Re: Dead Space Map

From: "Jim C(dot) Nasby" <jnasby(at)pervasive(dot)com>
To: Tom Lane <tgl(at)sss(dot)pgh(dot)pa(dot)us>
Cc: Heikki Linnakangas <hlinnaka(at)iki(dot)fi>, pgsql-hackers(at)postgresql(dot)org
Subject: Re: Dead Space Map
Date: 2006-02-27 23:44:56
Message-ID: 20060227234456.GU82012@pervasive.com
Views: Raw Message | Whole Thread | Download mbox | Resend email
Thread:
Lists: pgsql-hackers

On Mon, Feb 27, 2006 at 03:05:41PM -0500, Tom Lane wrote:
> Heikki Linnakangas <hlinnaka(at)iki(dot)fi> writes:
> > On Mon, 27 Feb 2006, Tom Lane wrote:
> >> This strikes me as a fairly bad idea, because it makes VACUUM dependent
> >> on correct functioning of user-written code --- consider a functional
> >> index involving a user-written function that was claimed to be immutable
> >> and is not.

> Extracted information
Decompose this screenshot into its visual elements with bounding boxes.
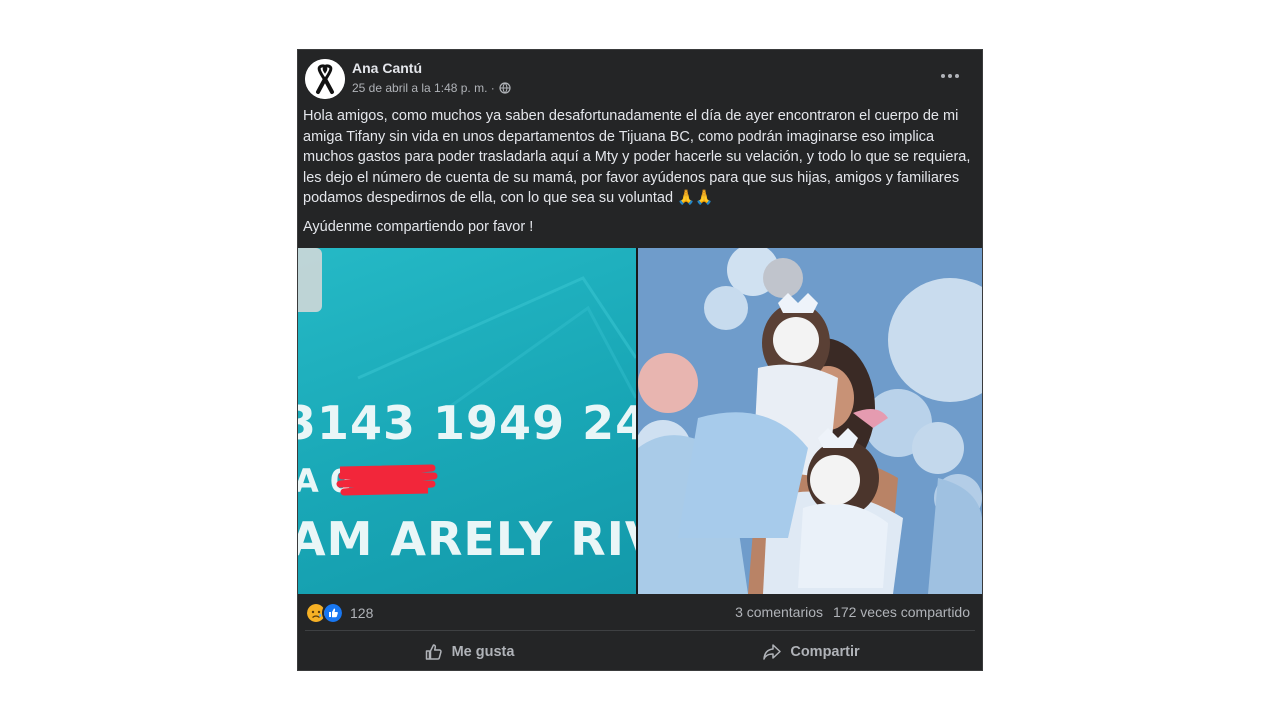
post-header: Ana Cantú 25 de abril a la 1:48 p. m. · <box>298 50 982 108</box>
comments-count[interactable]: 3 comentarios <box>735 604 823 620</box>
family-photo-scene <box>638 248 982 594</box>
post-stats: 128 3 comentarios 172 veces compartido <box>298 594 982 628</box>
redaction-scribble <box>336 464 438 496</box>
reaction-count: 128 <box>350 605 374 621</box>
card-holder-name: AM ARELY RIVE <box>298 512 636 566</box>
card-number: 3143 1949 248 <box>298 396 636 450</box>
divider <box>305 630 975 631</box>
like-reaction-icon <box>322 602 344 624</box>
more-options-icon[interactable] <box>936 66 964 86</box>
mourning-ribbon-icon <box>305 59 345 99</box>
share-button[interactable]: Compartir <box>640 634 982 670</box>
family-photo[interactable] <box>638 248 982 594</box>
share-label: Compartir <box>790 644 860 660</box>
like-button[interactable]: Me gusta <box>298 634 640 670</box>
post-text: Hola amigos, como muchos ya saben desafo… <box>303 106 973 237</box>
bank-card-photo[interactable]: 3143 1949 248 A 0 AM ARELY RIVE <box>298 248 636 594</box>
post-help-line: Ayúdenme compartiendo por favor ! <box>303 218 534 235</box>
post-meta: 25 de abril a la 1:48 p. m. · <box>352 81 511 95</box>
post-actions: Me gusta Compartir <box>298 634 982 670</box>
engagement-counts: 3 comentarios 172 veces compartido <box>735 604 970 620</box>
reactions-summary[interactable]: 128 <box>305 602 373 624</box>
facebook-post: Ana Cantú 25 de abril a la 1:48 p. m. · … <box>297 49 983 671</box>
shares-count[interactable]: 172 veces compartido <box>833 604 970 620</box>
share-arrow-icon <box>763 644 782 660</box>
post-body: Hola amigos, como muchos ya saben desafo… <box>303 108 971 206</box>
avatar[interactable] <box>305 59 345 99</box>
post-images[interactable]: 3143 1949 248 A 0 AM ARELY RIVE <box>298 248 982 594</box>
globe-icon <box>499 82 511 94</box>
thumbs-up-icon <box>425 644 442 660</box>
post-timestamp[interactable]: 25 de abril a la 1:48 p. m. · <box>352 81 495 95</box>
like-label: Me gusta <box>451 644 515 660</box>
author-name[interactable]: Ana Cantú <box>352 60 422 76</box>
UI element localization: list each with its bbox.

> Written exercise 1
Using the Dead Space Map message, decide whether each statement agrees with it: (a) the message is dated February 27, 2006; (b) the quoted objection calls the idea a bad one because it would make VACUUM dependent on user-written code; (c) the message went to the pgsql-general list. Answer yes or no for each, quoting the deciding words.
> Written exercise 2
Set down the part of the Dead Space Map message that opens with the words containing "On Mon, Feb" and closes with "and is not.".

> Written response 1
(a) Yes: "Date: 2006-02-27 23:44:56"
(b) Yes: "This strikes me as a fairly bad idea, because it makes VACUUM dependent"
(c) No: "Lists: pgsql-hackers"

> Written response 2
On Mon, Feb 27, 2006 at 03:05:41PM -0500, Tom Lane wrote:
> Heikki Linnakangas <hlinnaka(at)iki(dot)fi> writes:
> > On Mon, 27 Feb 2006, Tom Lane wrote:
> >> This strikes me as a fairly bad idea, because it makes VACUUM dependent
> >> on correct functioning of user-written code --- consider a functional
> >> index involving a user-written function that was claimed to be immutable
> >> and is not.